**PROBLEM REQUIREMENTS**
Only a number is wanted: how many lines of the entries include the string "manage"?

**RECORD EXTRACTS**
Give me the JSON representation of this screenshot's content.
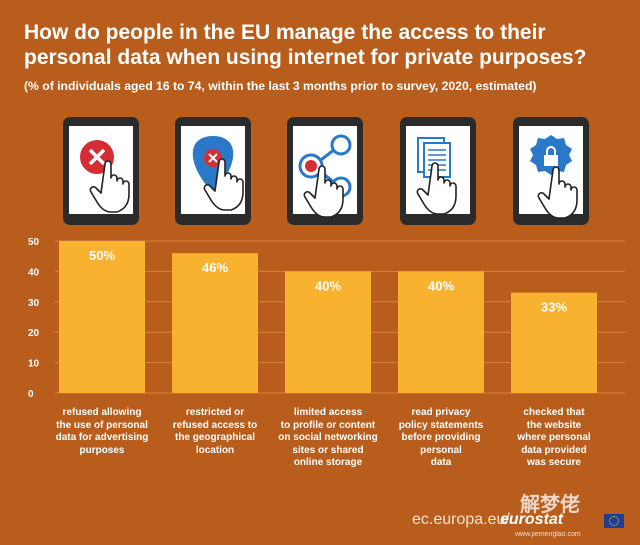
{
  "title": "How do people in the EU manage the access to their personal data when using internet for private purposes?",
  "subtitle": "(% of individuals aged 16 to 74, within the last 3 months prior to survey, 2020, estimated)",
  "footer": {
    "source": "ec.europa.eu/",
    "brand": "eurostat"
  },
  "watermark": {
    "text": "解梦佬",
    "url": "www.jiemenglao.com"
  },
  "colors": {
    "background": "#b85d1c",
    "bar": "#f9b22f",
    "grid": "#d9843a",
    "tablet": "#2b2b2b",
    "icon_red": "#d42e34",
    "icon_blue": "#2a79c9"
  },
  "icons": [
    "x-circle-hand-icon",
    "map-pin-x-hand-icon",
    "share-x-hand-icon",
    "document-hand-icon",
    "padlock-badge-hand-icon"
  ],
  "chart_data": {
    "type": "bar",
    "title": "How do people in the EU manage the access to their personal data when using internet for private purposes?",
    "subtitle": "(% of individuals aged 16 to 74, within the last 3 months prior to survey, 2020, estimated)",
    "categories": [
      "refused allowing\nthe use of personal\ndata for advertising\npurposes",
      "restricted or\nrefused access to\nthe geographical\nlocation",
      "limited access\nto profile or content\non social networking\nsites or shared\nonline storage",
      "read privacy\npolicy statements\nbefore providing\npersonal\ndata",
      "checked that\nthe website\nwhere personal\ndata provided\nwas secure"
    ],
    "values": [
      50,
      46,
      40,
      40,
      33
    ],
    "data_labels": [
      "50%",
      "46%",
      "40%",
      "40%",
      "33%"
    ],
    "ylim": [
      0,
      50
    ],
    "yticks": [
      0,
      10,
      20,
      30,
      40,
      50
    ],
    "grid": true,
    "xlabel": "",
    "ylabel": ""
  }
}
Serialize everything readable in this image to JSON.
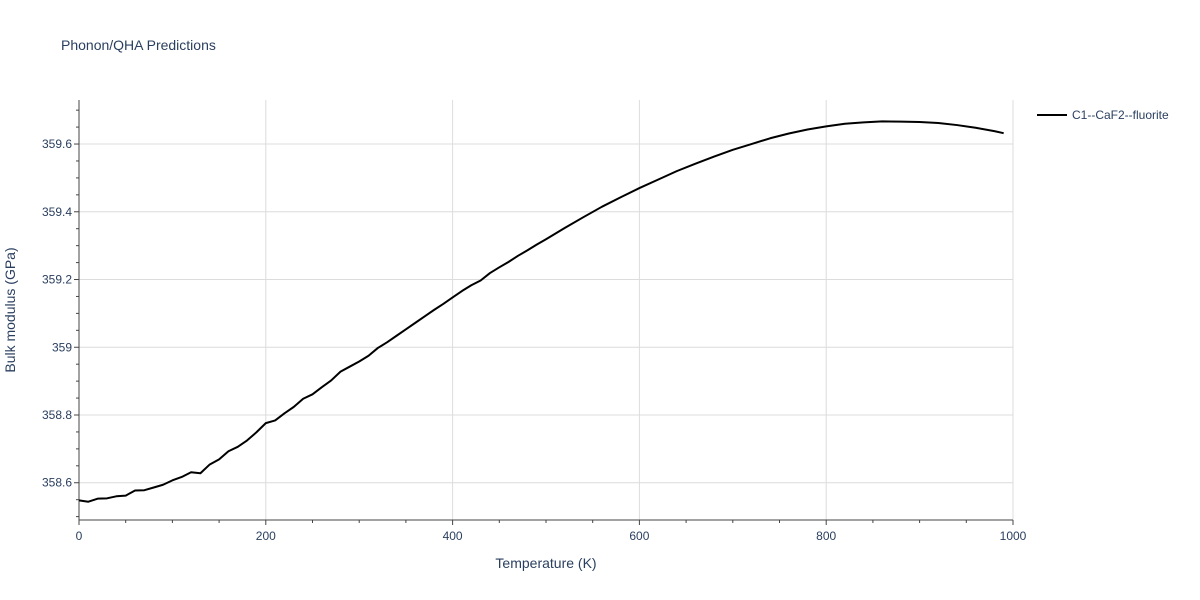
{
  "chart_data": {
    "type": "line",
    "title": "Phonon/QHA Predictions",
    "xlabel": "Temperature (K)",
    "ylabel": "Bulk modulus (GPa)",
    "xlim": [
      0,
      1000
    ],
    "ylim": [
      358.49,
      359.73
    ],
    "grid": true,
    "legend_position": "top-right",
    "x_ticks": [
      0,
      200,
      400,
      600,
      800,
      1000
    ],
    "x_tick_labels": [
      "0",
      "200",
      "400",
      "600",
      "800",
      "1000"
    ],
    "y_ticks": [
      358.6,
      358.8,
      359.0,
      359.2,
      359.4,
      359.6
    ],
    "y_tick_labels": [
      "358.6",
      "358.8",
      "359",
      "359.2",
      "359.4",
      "359.6"
    ],
    "series": [
      {
        "name": "C1--CaF2--fluorite",
        "color": "#000000",
        "x": [
          0,
          10,
          20,
          30,
          40,
          50,
          60,
          70,
          80,
          90,
          100,
          110,
          120,
          130,
          140,
          150,
          160,
          170,
          180,
          190,
          200,
          210,
          220,
          230,
          240,
          250,
          260,
          270,
          280,
          290,
          300,
          310,
          320,
          330,
          340,
          350,
          360,
          370,
          380,
          390,
          400,
          410,
          420,
          430,
          440,
          450,
          460,
          470,
          480,
          490,
          500,
          520,
          540,
          560,
          580,
          600,
          620,
          640,
          660,
          680,
          700,
          720,
          740,
          760,
          780,
          800,
          820,
          840,
          860,
          880,
          900,
          920,
          940,
          960,
          980,
          990
        ],
        "y": [
          358.548,
          358.544,
          358.553,
          358.554,
          358.56,
          358.562,
          358.577,
          358.578,
          358.586,
          358.594,
          358.607,
          358.617,
          358.631,
          358.628,
          358.654,
          358.669,
          358.693,
          358.706,
          358.725,
          358.749,
          358.776,
          358.784,
          358.805,
          358.824,
          358.848,
          358.861,
          358.882,
          358.902,
          358.928,
          358.943,
          358.958,
          358.975,
          358.998,
          359.015,
          359.034,
          359.053,
          359.072,
          359.091,
          359.11,
          359.128,
          359.147,
          359.166,
          359.183,
          359.197,
          359.219,
          359.236,
          359.252,
          359.27,
          359.286,
          359.303,
          359.319,
          359.352,
          359.384,
          359.415,
          359.443,
          359.47,
          359.495,
          359.52,
          359.542,
          359.563,
          359.583,
          359.6,
          359.617,
          359.631,
          359.643,
          359.652,
          359.66,
          359.664,
          359.667,
          359.666,
          359.665,
          359.662,
          359.656,
          359.648,
          359.638,
          359.632
        ]
      }
    ]
  }
}
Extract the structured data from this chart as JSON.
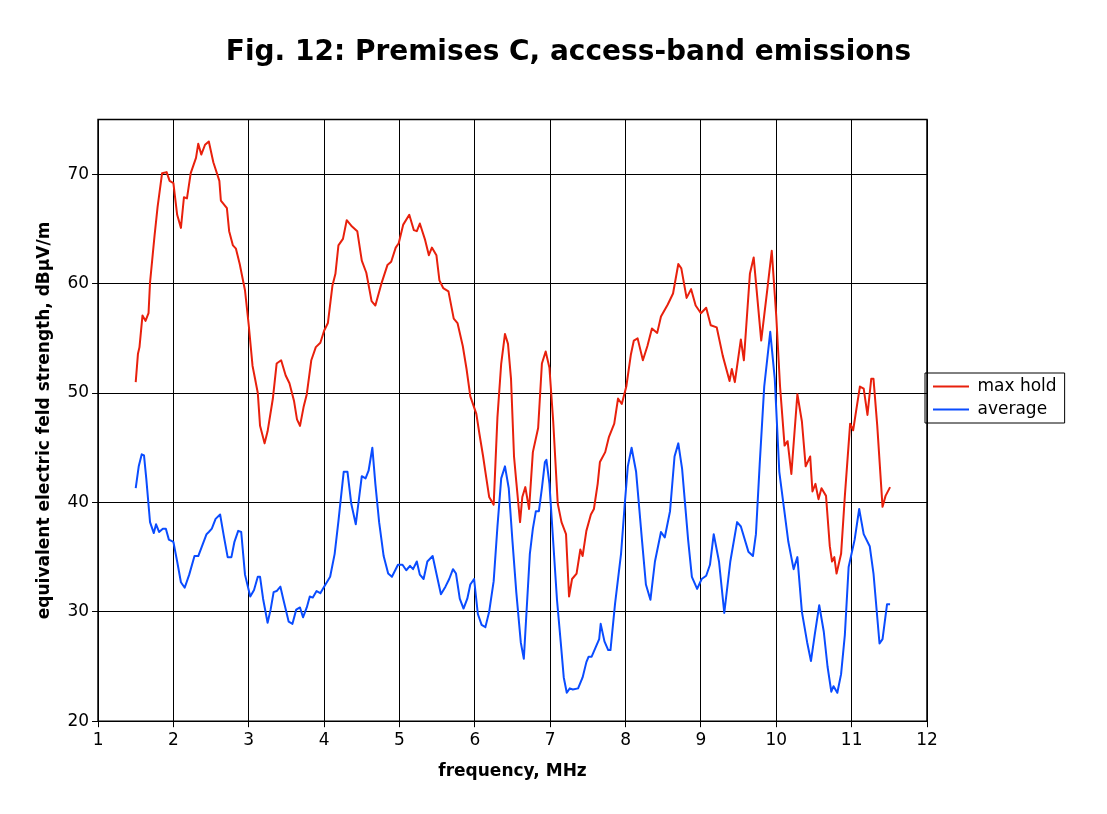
{
  "chart_data": {
    "type": "line",
    "title": "Fig. 12: Premises C, access-band emissions",
    "xlabel": "frequency, MHz",
    "ylabel": "equivalent electric feld strength, dBµV/m",
    "xlim": [
      1,
      12
    ],
    "xticks": [
      1,
      2,
      3,
      4,
      5,
      6,
      7,
      8,
      9,
      10,
      11,
      12
    ],
    "ylim": [
      20,
      75
    ],
    "yticks": [
      20,
      30,
      40,
      50,
      60,
      70
    ],
    "grid": true,
    "legend": "right",
    "marker": "none",
    "line_style": "solid",
    "series": [
      {
        "name": "max hold",
        "color": "#e8200c",
        "x": [
          1.5,
          1.53,
          1.55,
          1.59,
          1.63,
          1.67,
          1.69,
          1.75,
          1.79,
          1.85,
          1.91,
          1.95,
          2.0,
          2.05,
          2.1,
          2.14,
          2.18,
          2.23,
          2.3,
          2.33,
          2.37,
          2.42,
          2.47,
          2.53,
          2.61,
          2.63,
          2.71,
          2.74,
          2.79,
          2.83,
          2.88,
          2.95,
          3.0,
          3.05,
          3.12,
          3.15,
          3.21,
          3.25,
          3.32,
          3.37,
          3.43,
          3.49,
          3.54,
          3.6,
          3.64,
          3.68,
          3.73,
          3.77,
          3.83,
          3.89,
          3.95,
          4.0,
          4.05,
          4.11,
          4.15,
          4.19,
          4.25,
          4.3,
          4.36,
          4.44,
          4.5,
          4.56,
          4.63,
          4.68,
          4.76,
          4.84,
          4.89,
          4.95,
          4.99,
          5.05,
          5.13,
          5.19,
          5.23,
          5.27,
          5.34,
          5.39,
          5.43,
          5.49,
          5.53,
          5.58,
          5.65,
          5.72,
          5.77,
          5.84,
          5.89,
          5.94,
          6.02,
          6.06,
          6.11,
          6.14,
          6.19,
          6.25,
          6.3,
          6.35,
          6.4,
          6.44,
          6.48,
          6.52,
          6.55,
          6.6,
          6.63,
          6.67,
          6.72,
          6.77,
          6.84,
          6.89,
          6.94,
          6.99,
          7.04,
          7.1,
          7.15,
          7.21,
          7.25,
          7.29,
          7.35,
          7.4,
          7.43,
          7.48,
          7.54,
          7.58,
          7.63,
          7.66,
          7.73,
          7.78,
          7.85,
          7.9,
          7.95,
          8.01,
          8.07,
          8.11,
          8.16,
          8.23,
          8.29,
          8.35,
          8.42,
          8.47,
          8.56,
          8.63,
          8.7,
          8.74,
          8.81,
          8.87,
          8.93,
          9.0,
          9.07,
          9.13,
          9.21,
          9.29,
          9.38,
          9.41,
          9.45,
          9.53,
          9.57,
          9.65,
          9.7,
          9.8,
          9.88,
          9.94,
          10.0,
          10.05,
          10.11,
          10.15,
          10.2,
          10.28,
          10.34,
          10.39,
          10.45,
          10.48,
          10.52,
          10.56,
          10.6,
          10.66,
          10.71,
          10.74,
          10.77,
          10.8,
          10.86,
          10.91,
          10.98,
          11.02,
          11.06,
          11.11,
          11.16,
          11.21,
          11.26,
          11.29,
          11.34,
          11.41,
          11.45,
          11.51
        ],
        "values": [
          51,
          53.6,
          54.2,
          57.1,
          56.6,
          57.3,
          60.1,
          64.4,
          67,
          70.1,
          70.2,
          69.4,
          69.2,
          66.3,
          65.1,
          67.9,
          67.8,
          70.1,
          71.5,
          72.8,
          71.8,
          72.7,
          73,
          71.1,
          69.4,
          67.6,
          66.9,
          64.8,
          63.5,
          63.2,
          61.8,
          59.4,
          56.2,
          52.5,
          50,
          47,
          45.4,
          46.5,
          49.5,
          52.7,
          53,
          51.6,
          50.9,
          49.3,
          47.6,
          47,
          48.8,
          49.9,
          53,
          54.2,
          54.6,
          55.7,
          56.4,
          59.8,
          60.9,
          63.5,
          64.1,
          65.8,
          65.3,
          64.8,
          62.1,
          61,
          58.4,
          58,
          60,
          61.7,
          62,
          63.3,
          63.7,
          65.4,
          66.3,
          64.9,
          64.8,
          65.5,
          64,
          62.6,
          63.3,
          62.6,
          60.3,
          59.6,
          59.3,
          56.8,
          56.4,
          54.3,
          52.2,
          49.7,
          48.1,
          46.3,
          44.2,
          42.8,
          40.5,
          39.8,
          47.8,
          52.7,
          55.4,
          54.5,
          51.3,
          44.2,
          41.9,
          38.2,
          40.5,
          41.4,
          39.4,
          44.6,
          46.8,
          52.7,
          53.8,
          52.3,
          47.4,
          39.9,
          38.2,
          37.1,
          31.4,
          33,
          33.5,
          35.7,
          35.1,
          37.4,
          38.9,
          39.4,
          41.7,
          43.7,
          44.6,
          46,
          47.2,
          49.5,
          49,
          50.6,
          53.5,
          54.8,
          55,
          53,
          54.3,
          55.9,
          55.5,
          57,
          58.1,
          59.1,
          61.8,
          61.4,
          58.7,
          59.5,
          58,
          57.3,
          57.8,
          56.2,
          56,
          53.4,
          51.1,
          52.2,
          51,
          54.9,
          53,
          60.9,
          62.4,
          54.8,
          59.4,
          63,
          57,
          50.6,
          45.2,
          45.6,
          42.6,
          49.9,
          47.4,
          43.3,
          44.2,
          41,
          41.7,
          40.3,
          41.3,
          40.6,
          36,
          34.6,
          35,
          33.5,
          35.3,
          40.6,
          47.2,
          46.6,
          48.4,
          50.6,
          50.4,
          48,
          51.3,
          51.3,
          47,
          39.6,
          40.6,
          41.4
        ]
      },
      {
        "name": "average",
        "color": "#0a4cff",
        "x": [
          1.5,
          1.54,
          1.58,
          1.61,
          1.64,
          1.69,
          1.74,
          1.77,
          1.81,
          1.86,
          1.9,
          1.94,
          2.0,
          2.05,
          2.1,
          2.15,
          2.21,
          2.28,
          2.33,
          2.38,
          2.44,
          2.47,
          2.51,
          2.56,
          2.62,
          2.67,
          2.72,
          2.77,
          2.81,
          2.86,
          2.9,
          2.95,
          3.02,
          3.07,
          3.12,
          3.15,
          3.19,
          3.25,
          3.29,
          3.33,
          3.37,
          3.42,
          3.46,
          3.53,
          3.58,
          3.63,
          3.68,
          3.72,
          3.77,
          3.81,
          3.85,
          3.9,
          3.95,
          4.0,
          4.08,
          4.14,
          4.19,
          4.26,
          4.31,
          4.36,
          4.42,
          4.5,
          4.55,
          4.59,
          4.64,
          4.68,
          4.73,
          4.79,
          4.85,
          4.9,
          4.98,
          5.04,
          5.09,
          5.14,
          5.18,
          5.23,
          5.27,
          5.32,
          5.37,
          5.44,
          5.49,
          5.55,
          5.61,
          5.66,
          5.71,
          5.75,
          5.8,
          5.85,
          5.9,
          5.94,
          5.99,
          6.04,
          6.09,
          6.14,
          6.19,
          6.25,
          6.3,
          6.35,
          6.4,
          6.45,
          6.5,
          6.55,
          6.61,
          6.65,
          6.68,
          6.73,
          6.77,
          6.81,
          6.85,
          6.89,
          6.93,
          6.95,
          6.99,
          7.04,
          7.09,
          7.14,
          7.18,
          7.22,
          7.26,
          7.3,
          7.37,
          7.43,
          7.48,
          7.51,
          7.55,
          7.6,
          7.65,
          7.67,
          7.72,
          7.77,
          7.8,
          7.86,
          7.94,
          7.99,
          8.03,
          8.08,
          8.14,
          8.22,
          8.27,
          8.33,
          8.39,
          8.47,
          8.52,
          8.59,
          8.65,
          8.7,
          8.75,
          8.83,
          8.88,
          8.95,
          9.01,
          9.07,
          9.12,
          9.17,
          9.24,
          9.31,
          9.39,
          9.48,
          9.53,
          9.63,
          9.69,
          9.73,
          9.78,
          9.84,
          9.92,
          9.98,
          10.04,
          10.1,
          10.16,
          10.23,
          10.28,
          10.34,
          10.41,
          10.46,
          10.51,
          10.57,
          10.63,
          10.68,
          10.73,
          10.76,
          10.81,
          10.86,
          10.91,
          10.96,
          11.04,
          11.1,
          11.16,
          11.24,
          11.29,
          11.37,
          11.41,
          11.47,
          11.51
        ],
        "values": [
          41.3,
          43.3,
          44.4,
          44.3,
          42.2,
          38.2,
          37.2,
          38,
          37.3,
          37.6,
          37.6,
          36.6,
          36.4,
          34.6,
          32.7,
          32.2,
          33.4,
          35.1,
          35.1,
          36,
          37.1,
          37.3,
          37.6,
          38.5,
          38.9,
          36.9,
          35,
          35,
          36.4,
          37.4,
          37.3,
          33.4,
          31.4,
          32,
          33.2,
          33.2,
          31.2,
          29,
          30.2,
          31.8,
          31.9,
          32.3,
          31.1,
          29.1,
          28.9,
          30.2,
          30.4,
          29.5,
          30.4,
          31.4,
          31.3,
          31.9,
          31.7,
          32.3,
          33.2,
          35.3,
          38.3,
          42.8,
          42.8,
          39.9,
          38,
          42.4,
          42.2,
          42.9,
          45,
          41.7,
          38.2,
          35.1,
          33.5,
          33.2,
          34.3,
          34.3,
          33.8,
          34.2,
          33.9,
          34.6,
          33.4,
          33,
          34.6,
          35.1,
          33.5,
          31.6,
          32.3,
          33,
          33.9,
          33.5,
          31.2,
          30.3,
          31.2,
          32.5,
          33,
          29.8,
          28.8,
          28.6,
          30,
          32.8,
          37.8,
          42.2,
          43.3,
          41.3,
          36.4,
          31.8,
          27.2,
          25.7,
          29.3,
          35.3,
          37.6,
          39.2,
          39.2,
          41.3,
          43.7,
          43.9,
          41.7,
          36.4,
          31.1,
          27.2,
          24,
          22.6,
          23,
          22.9,
          23,
          24,
          25.4,
          25.9,
          25.9,
          26.7,
          27.5,
          28.9,
          27.3,
          26.5,
          26.5,
          30.7,
          35.3,
          39.9,
          43.3,
          45,
          42.8,
          36.4,
          32.5,
          31.1,
          34.6,
          37.3,
          36.8,
          39.2,
          44.2,
          45.4,
          43.1,
          36.6,
          33.2,
          32.1,
          33,
          33.3,
          34.3,
          37.1,
          34.6,
          29.9,
          34.6,
          38.2,
          37.8,
          35.5,
          35.1,
          37.1,
          43.5,
          50.6,
          55.6,
          51.3,
          42.8,
          39.6,
          36.4,
          33.9,
          35,
          30,
          27.2,
          25.5,
          27.9,
          30.6,
          28.2,
          25,
          22.7,
          23.2,
          22.6,
          24.3,
          27.9,
          34.1,
          36.6,
          39.4,
          37.1,
          36,
          33.5,
          27.1,
          27.5,
          30.7,
          30.7
        ]
      }
    ]
  }
}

**THE REPLY**
2